__WHAT IS NEEDED__. Can you write out all the lines word for word, with no pictures?

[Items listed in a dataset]
'''
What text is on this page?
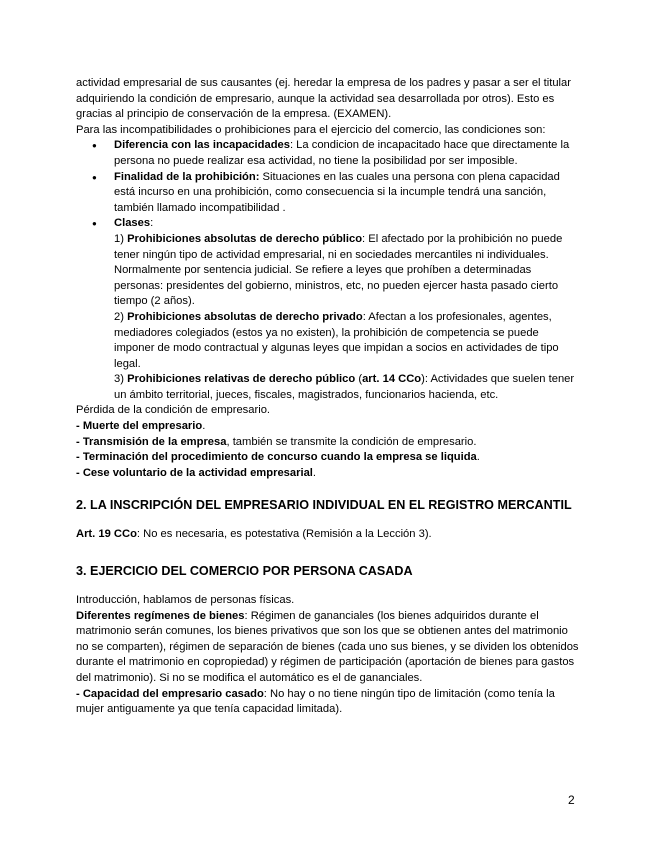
actividad empresarial de sus causantes (ej. heredar la empresa de los padres y pasar a ser el titular adquiriendo la condición de empresario, aunque la actividad sea desarrollada por otros). Esto es gracias al principio de conservación de la empresa. (EXAMEN).

Para las incompatibilidades o prohibiciones para el ejercicio del comercio, las condiciones son:

● Diferencia con las incapacidades: La condicion de incapacitado hace que directamente la persona no puede realizar esa actividad, no tiene la posibilidad por ser imposible.
● Finalidad de la prohibición: Situaciones en las cuales una persona con plena capacidad está incurso en una prohibición, como consecuencia si la incumple tendrá una sanción, también llamado incompatibilidad .
● Clases:

1) Prohibiciones absolutas de derecho público: El afectado por la prohibición no puede tener ningún tipo de actividad empresarial, ni en sociedades mercantiles ni individuales. Normalmente por sentencia judicial. Se refiere a leyes que prohíben a determinadas personas: presidentes del gobierno, ministros, etc, no pueden ejercer hasta pasado cierto tiempo (2 años).

2) Prohibiciones absolutas de derecho privado: Afectan a los profesionales, agentes, mediadores colegiados (estos ya no existen), la prohibición de competencia se puede imponer de modo contractual y algunas leyes que impidan a socios en actividades de tipo legal.

3) Prohibiciones relativas de derecho público (art. 14 CCo): Actividades que suelen tener un ámbito territorial, jueces, fiscales, magistrados, funcionarios hacienda, etc.

Pérdida de la condición de empresario.

- Muerte del empresario.

- Transmisión de la empresa, también se transmite la condición de empresario.

- Terminación del procedimiento de concurso cuando la empresa se liquida.

- Cese voluntario de la actividad empresarial.

2. LA INSCRIPCIÓN DEL EMPRESARIO INDIVIDUAL EN EL REGISTRO MERCANTIL

Art. 19 CCo: No es necesaria, es potestativa (Remisión a la Lección 3).

3. EJERCICIO DEL COMERCIO POR PERSONA CASADA

Introducción, hablamos de personas físicas.

Diferentes regímenes de bienes: Régimen de gananciales (los bienes adquiridos durante el matrimonio serán comunes, los bienes privativos que son los que se obtienen antes del matrimonio no se comparten), régimen de separación de bienes (cada uno sus bienes, y se dividen los obtenidos durante el matrimonio en copropiedad) y régimen de participación (aportación de bienes para gastos del matrimonio). Si no se modifica el automático es el de gananciales.

- Capacidad del empresario casado: No hay o no tiene ningún tipo de limitación (como tenía la mujer antiguamente ya que tenía capacidad limitada).

2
'''
__SOLVED EXERCISE__.
What text is on this page?
actividad empresarial de sus causantes (ej. heredar la empresa de los padres y pasar a ser el titular adquiriendo la condición de empresario, aunque la actividad sea desarrollada por otros). Esto es gracias al principio de conservación de la empresa. (EXAMEN).

Para las incompatibilidades o prohibiciones para el ejercicio del comercio, las condiciones son:

● Diferencia con las incapacidades: La condicion de incapacitado hace que directamente la persona no puede realizar esa actividad, no tiene la posibilidad por ser imposible.
● Finalidad de la prohibición: Situaciones en las cuales una persona con plena capacidad está incurso en una prohibición, como consecuencia si la incumple tendrá una sanción, también llamado incompatibilidad .
● Clases:

1) Prohibiciones absolutas de derecho público: El afectado por la prohibición no puede tener ningún tipo de actividad empresarial, ni en sociedades mercantiles ni individuales. Normalmente por sentencia judicial. Se refiere a leyes que prohíben a determinadas personas: presidentes del gobierno, ministros, etc, no pueden ejercer hasta pasado cierto tiempo (2 años).

2) Prohibiciones absolutas de derecho privado: Afectan a los profesionales, agentes, mediadores colegiados (estos ya no existen), la prohibición de competencia se puede imponer de modo contractual y algunas leyes que impidan a socios en actividades de tipo legal.

3) Prohibiciones relativas de derecho público (art. 14 CCo): Actividades que suelen tener un ámbito territorial, jueces, fiscales, magistrados, funcionarios hacienda, etc.

Pérdida de la condición de empresario.

- Muerte del empresario.

- Transmisión de la empresa, también se transmite la condición de empresario.

- Terminación del procedimiento de concurso cuando la empresa se liquida.

- Cese voluntario de la actividad empresarial.

2. LA INSCRIPCIÓN DEL EMPRESARIO INDIVIDUAL EN EL REGISTRO MERCANTIL

Art. 19 CCo: No es necesaria, es potestativa (Remisión a la Lección 3).

3. EJERCICIO DEL COMERCIO POR PERSONA CASADA

Introducción, hablamos de personas físicas.

Diferentes regímenes de bienes: Régimen de gananciales (los bienes adquiridos durante el matrimonio serán comunes, los bienes privativos que son los que se obtienen antes del matrimonio no se comparten), régimen de separación de bienes (cada uno sus bienes, y se dividen los obtenidos durante el matrimonio en copropiedad) y régimen de participación (aportación de bienes para gastos del matrimonio). Si no se modifica el automático es el de gananciales.

- Capacidad del empresario casado: No hay o no tiene ningún tipo de limitación (como tenía la mujer antiguamente ya que tenía capacidad limitada).

2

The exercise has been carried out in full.